§ Entries provided:

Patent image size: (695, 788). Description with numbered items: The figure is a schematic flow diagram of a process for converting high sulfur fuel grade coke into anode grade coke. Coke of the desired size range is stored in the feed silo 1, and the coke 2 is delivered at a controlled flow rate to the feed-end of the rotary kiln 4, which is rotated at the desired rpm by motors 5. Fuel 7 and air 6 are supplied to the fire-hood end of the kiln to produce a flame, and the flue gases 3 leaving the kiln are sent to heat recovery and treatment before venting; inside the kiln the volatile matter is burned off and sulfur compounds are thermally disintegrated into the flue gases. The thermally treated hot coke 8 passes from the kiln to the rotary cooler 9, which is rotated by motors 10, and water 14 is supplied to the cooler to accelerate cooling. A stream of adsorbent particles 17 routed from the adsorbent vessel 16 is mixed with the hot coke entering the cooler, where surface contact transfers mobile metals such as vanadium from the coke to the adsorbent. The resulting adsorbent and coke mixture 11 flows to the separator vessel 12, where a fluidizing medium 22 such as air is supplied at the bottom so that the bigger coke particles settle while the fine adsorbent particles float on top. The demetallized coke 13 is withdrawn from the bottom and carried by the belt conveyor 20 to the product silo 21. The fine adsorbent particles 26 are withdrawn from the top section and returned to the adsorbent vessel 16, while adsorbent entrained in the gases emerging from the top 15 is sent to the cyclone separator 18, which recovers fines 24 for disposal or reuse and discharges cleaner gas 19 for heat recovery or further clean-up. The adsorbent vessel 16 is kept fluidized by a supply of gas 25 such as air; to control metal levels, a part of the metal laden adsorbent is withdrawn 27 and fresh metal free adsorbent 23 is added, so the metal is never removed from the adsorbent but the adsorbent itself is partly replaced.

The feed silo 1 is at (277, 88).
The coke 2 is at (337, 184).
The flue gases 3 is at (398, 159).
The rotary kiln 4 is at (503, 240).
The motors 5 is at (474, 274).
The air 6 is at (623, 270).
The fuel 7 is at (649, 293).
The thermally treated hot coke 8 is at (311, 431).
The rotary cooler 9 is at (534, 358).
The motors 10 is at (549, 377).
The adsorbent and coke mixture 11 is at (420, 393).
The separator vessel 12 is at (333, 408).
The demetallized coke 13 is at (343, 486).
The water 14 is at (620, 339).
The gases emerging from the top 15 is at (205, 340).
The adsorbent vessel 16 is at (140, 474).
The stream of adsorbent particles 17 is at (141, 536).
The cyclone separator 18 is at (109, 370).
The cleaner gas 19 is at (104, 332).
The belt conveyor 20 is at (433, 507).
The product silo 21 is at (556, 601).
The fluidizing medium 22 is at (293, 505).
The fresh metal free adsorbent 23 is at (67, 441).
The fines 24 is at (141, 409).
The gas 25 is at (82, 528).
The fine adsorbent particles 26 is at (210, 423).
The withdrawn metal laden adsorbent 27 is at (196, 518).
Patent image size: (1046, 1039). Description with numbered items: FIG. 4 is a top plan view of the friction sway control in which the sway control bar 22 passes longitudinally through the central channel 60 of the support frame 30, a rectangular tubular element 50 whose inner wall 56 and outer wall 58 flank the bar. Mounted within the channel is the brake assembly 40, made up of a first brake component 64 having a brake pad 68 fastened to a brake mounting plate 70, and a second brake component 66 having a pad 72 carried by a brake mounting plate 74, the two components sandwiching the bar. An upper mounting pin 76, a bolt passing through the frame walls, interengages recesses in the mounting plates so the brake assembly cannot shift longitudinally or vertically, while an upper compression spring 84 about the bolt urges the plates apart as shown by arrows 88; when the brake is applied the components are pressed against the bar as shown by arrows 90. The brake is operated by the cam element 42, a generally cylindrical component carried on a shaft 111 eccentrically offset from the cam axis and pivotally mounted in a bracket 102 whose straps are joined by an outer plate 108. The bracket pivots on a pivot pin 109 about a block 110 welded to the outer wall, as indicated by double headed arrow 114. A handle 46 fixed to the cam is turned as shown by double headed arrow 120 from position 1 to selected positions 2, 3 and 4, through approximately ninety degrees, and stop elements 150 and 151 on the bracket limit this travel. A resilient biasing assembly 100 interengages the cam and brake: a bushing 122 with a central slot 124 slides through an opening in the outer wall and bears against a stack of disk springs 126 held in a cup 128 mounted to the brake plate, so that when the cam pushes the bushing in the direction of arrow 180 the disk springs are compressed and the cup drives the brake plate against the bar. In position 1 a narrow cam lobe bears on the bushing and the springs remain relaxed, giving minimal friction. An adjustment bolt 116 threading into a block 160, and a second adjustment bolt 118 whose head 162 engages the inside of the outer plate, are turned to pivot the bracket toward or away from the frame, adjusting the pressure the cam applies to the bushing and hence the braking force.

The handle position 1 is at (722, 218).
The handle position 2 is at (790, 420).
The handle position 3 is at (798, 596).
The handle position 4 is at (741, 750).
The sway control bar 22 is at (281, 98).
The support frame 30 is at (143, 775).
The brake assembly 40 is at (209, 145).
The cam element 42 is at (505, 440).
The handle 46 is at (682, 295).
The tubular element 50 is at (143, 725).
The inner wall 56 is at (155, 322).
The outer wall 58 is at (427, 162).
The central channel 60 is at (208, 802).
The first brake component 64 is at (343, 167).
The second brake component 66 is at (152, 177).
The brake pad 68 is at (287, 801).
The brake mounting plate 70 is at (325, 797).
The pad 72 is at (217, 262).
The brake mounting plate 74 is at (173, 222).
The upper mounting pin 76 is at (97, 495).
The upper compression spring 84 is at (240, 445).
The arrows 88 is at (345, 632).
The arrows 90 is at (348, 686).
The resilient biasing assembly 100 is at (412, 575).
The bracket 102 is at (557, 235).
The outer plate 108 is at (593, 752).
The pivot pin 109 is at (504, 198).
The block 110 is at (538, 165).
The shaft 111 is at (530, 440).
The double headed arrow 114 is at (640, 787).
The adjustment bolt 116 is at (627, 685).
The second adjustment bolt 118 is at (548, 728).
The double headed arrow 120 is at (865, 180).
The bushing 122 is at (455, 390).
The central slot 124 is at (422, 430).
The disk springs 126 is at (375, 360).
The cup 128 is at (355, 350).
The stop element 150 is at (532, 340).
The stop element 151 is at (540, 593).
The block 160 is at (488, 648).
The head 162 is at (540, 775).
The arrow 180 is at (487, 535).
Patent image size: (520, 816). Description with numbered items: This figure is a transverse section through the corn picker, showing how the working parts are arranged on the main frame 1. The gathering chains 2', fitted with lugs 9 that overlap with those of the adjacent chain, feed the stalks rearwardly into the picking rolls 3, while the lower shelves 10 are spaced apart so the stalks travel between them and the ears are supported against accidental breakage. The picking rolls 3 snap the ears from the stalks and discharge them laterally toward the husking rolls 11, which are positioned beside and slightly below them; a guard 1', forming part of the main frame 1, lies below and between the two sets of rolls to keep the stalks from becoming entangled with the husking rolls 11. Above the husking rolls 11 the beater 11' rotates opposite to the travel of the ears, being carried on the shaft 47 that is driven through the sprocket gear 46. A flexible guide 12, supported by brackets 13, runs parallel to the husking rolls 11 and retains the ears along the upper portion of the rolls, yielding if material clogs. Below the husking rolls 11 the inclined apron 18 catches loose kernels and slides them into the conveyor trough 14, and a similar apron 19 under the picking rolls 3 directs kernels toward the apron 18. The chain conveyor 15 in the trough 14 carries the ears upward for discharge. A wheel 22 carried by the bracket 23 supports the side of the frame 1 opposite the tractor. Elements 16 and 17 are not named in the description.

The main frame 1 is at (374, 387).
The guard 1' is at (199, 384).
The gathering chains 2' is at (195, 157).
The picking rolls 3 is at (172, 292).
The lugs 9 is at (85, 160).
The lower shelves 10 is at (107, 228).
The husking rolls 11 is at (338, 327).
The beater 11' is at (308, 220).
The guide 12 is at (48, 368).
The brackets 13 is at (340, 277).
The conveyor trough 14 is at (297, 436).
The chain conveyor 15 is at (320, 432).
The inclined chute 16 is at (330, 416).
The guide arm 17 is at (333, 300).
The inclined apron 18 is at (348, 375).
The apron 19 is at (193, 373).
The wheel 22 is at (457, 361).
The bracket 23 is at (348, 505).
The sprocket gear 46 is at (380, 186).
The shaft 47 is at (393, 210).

§ The task:
Write out the records starting at the line that contains "Patent image size: (520, 816)." and ending at the line that contains "The lugs 9 is at (85, 160)." as a numbered list, leaving out blank lines.

§ Exercise response:
1. Patent image size: (520, 816). Description with numbered items: This figure is a transverse section through the corn picker, showing how the working parts are arranged on the main frame 1. The gathering chains 2', fitted with lugs 9 that overlap with those of the adjacent chain, feed the stalks rearwardly into the picking rolls 3, while the lower shelves 10 are spaced apart so the stalks travel between them and the ears are supported against accidental breakage. The picking rolls 3 snap the ears from the stalks and discharge them laterally toward the husking rolls 11, which are positioned beside and slightly below them; a guard 1', forming part of the main frame 1, lies below and between the two sets of rolls to keep the stalks from becoming entangled with the husking rolls 11. Above the husking rolls 11 the beater 11' rotates opposite to the travel of the ears, being carried on the shaft 47 that is driven through the sprocket gear 46. A flexible guide 12, supported by brackets 13, runs parallel to the husking rolls 11 and retains the ears along the upper portion of the rolls, yielding if material clogs. Below the husking rolls 11 the inclined apron 18 catches loose kernels and slides them into the conveyor trough 14, and a similar apron 19 under the picking rolls 3 directs kernels toward the apron 18. The chain conveyor 15 in the trough 14 carries the ears upward for discharge. A wheel 22 carried by the bracket 23 supports the side of the frame 1 opposite the tractor. Elements 16 and 17 are not named in the description.
2. The main frame 1 is at (374, 387).
3. The guard 1' is at (199, 384).
4. The gathering chains 2' is at (195, 157).
5. The picking rolls 3 is at (172, 292).
6. The lugs 9 is at (85, 160).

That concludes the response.